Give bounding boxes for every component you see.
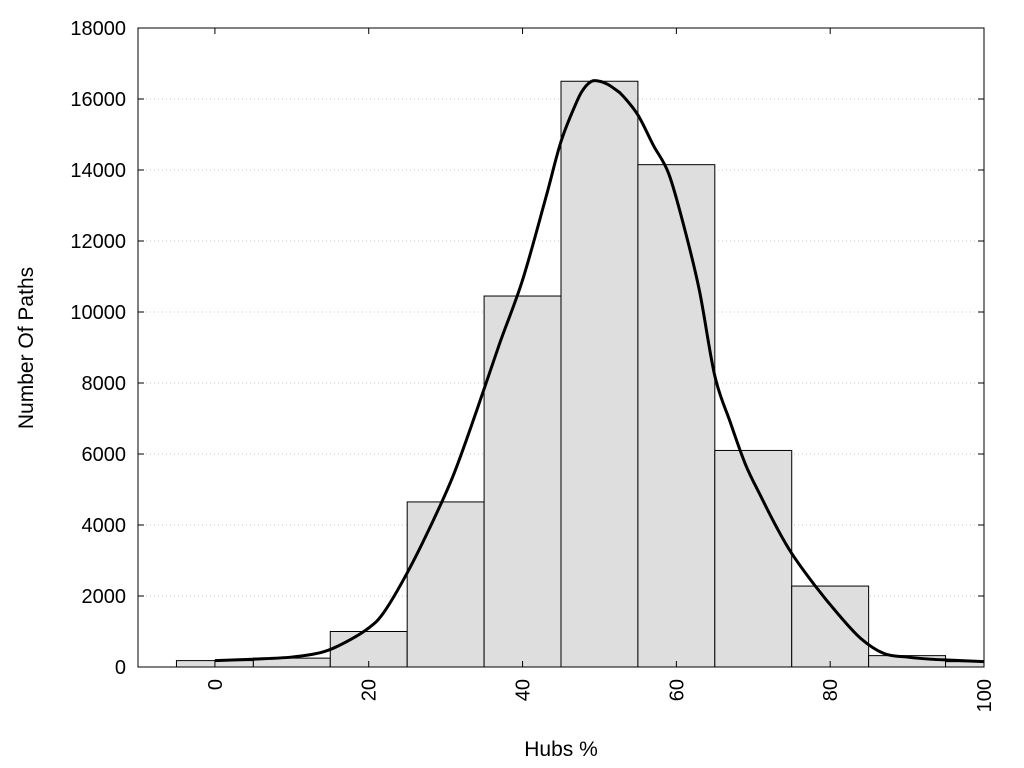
y-tick-label: 10000: [70, 302, 126, 324]
y-tick-label: 4000: [82, 515, 127, 537]
histogram-bar: [637, 164, 716, 668]
x-tick-label: 20: [359, 679, 381, 701]
histogram-bar: [406, 501, 485, 668]
x-tick-label: 40: [513, 679, 535, 701]
grid-lines: [138, 98, 984, 597]
density-curve: [214, 79, 985, 664]
bars: [175, 80, 985, 668]
y-axis-label: Number Of Paths: [15, 267, 38, 429]
y-tick-label: 8000: [82, 373, 127, 395]
histogram-bar: [791, 585, 870, 668]
y-tick-label: 0: [115, 657, 126, 679]
x-axis-ticks: 0 20 40 60 80 100: [205, 28, 996, 712]
x-axis-label: Hubs %: [524, 738, 598, 761]
y-tick-label: 18000: [70, 18, 126, 40]
histogram-bar: [329, 631, 408, 668]
y-tick-label: 16000: [70, 89, 126, 111]
y-tick-label: 12000: [70, 231, 126, 253]
x-tick-label: 0: [205, 679, 227, 690]
histogram-bar: [560, 80, 639, 668]
x-tick-label: 60: [666, 679, 688, 701]
x-tick-label: 100: [974, 679, 996, 712]
histogram-bar: [483, 295, 562, 668]
density-curve-group: [214, 79, 985, 664]
plot-frame: [137, 27, 985, 668]
y-axis-ticks: 0 2000 4000 6000 8000 10000 12000 14000 16000 180…: [70, 18, 984, 679]
y-tick-label: 14000: [70, 160, 126, 182]
y-tick-label: 2000: [82, 586, 127, 608]
histogram-bar: [714, 449, 793, 668]
x-tick-label: 80: [820, 679, 842, 701]
y-tick-label: 6000: [82, 444, 127, 466]
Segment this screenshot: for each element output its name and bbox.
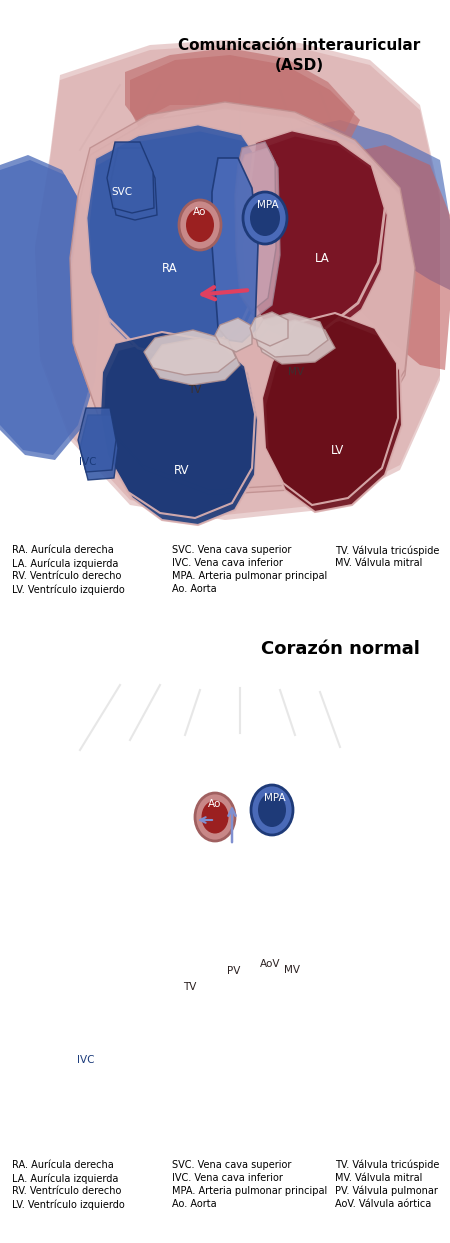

===============

SHORT EXERCISE: Please write out the lines in the records from the line with "y-tick-label: 10000: [70, 302, 126, 324]" to the line with "y-tick-label: 16000: [70, 89, 126, 111]", both included.

TASK RESPONSE:
y-tick-label: 10000: [70, 302, 126, 324]
y-tick-label: 4000: [82, 515, 127, 537]
histogram-bar: [637, 164, 716, 668]
x-tick-label: 20: [359, 679, 381, 701]
histogram-bar: [406, 501, 485, 668]
x-tick-label: 40: [513, 679, 535, 701]
grid-lines: [138, 98, 984, 597]
density-curve: [214, 79, 985, 664]
bars: [175, 80, 985, 668]
y-axis-label: Number Of Paths: [15, 267, 38, 429]
y-tick-label: 8000: [82, 373, 127, 395]
histogram-bar: [791, 585, 870, 668]
y-tick-label: 0: [115, 657, 126, 679]
x-axis-ticks: 0 20 40 60 80 100: [205, 28, 996, 712]
x-axis-label: Hubs %: [524, 738, 598, 761]
y-tick-label: 18000: [70, 18, 126, 40]
histogram-bar: [329, 631, 408, 668]
y-tick-label: 16000: [70, 89, 126, 111]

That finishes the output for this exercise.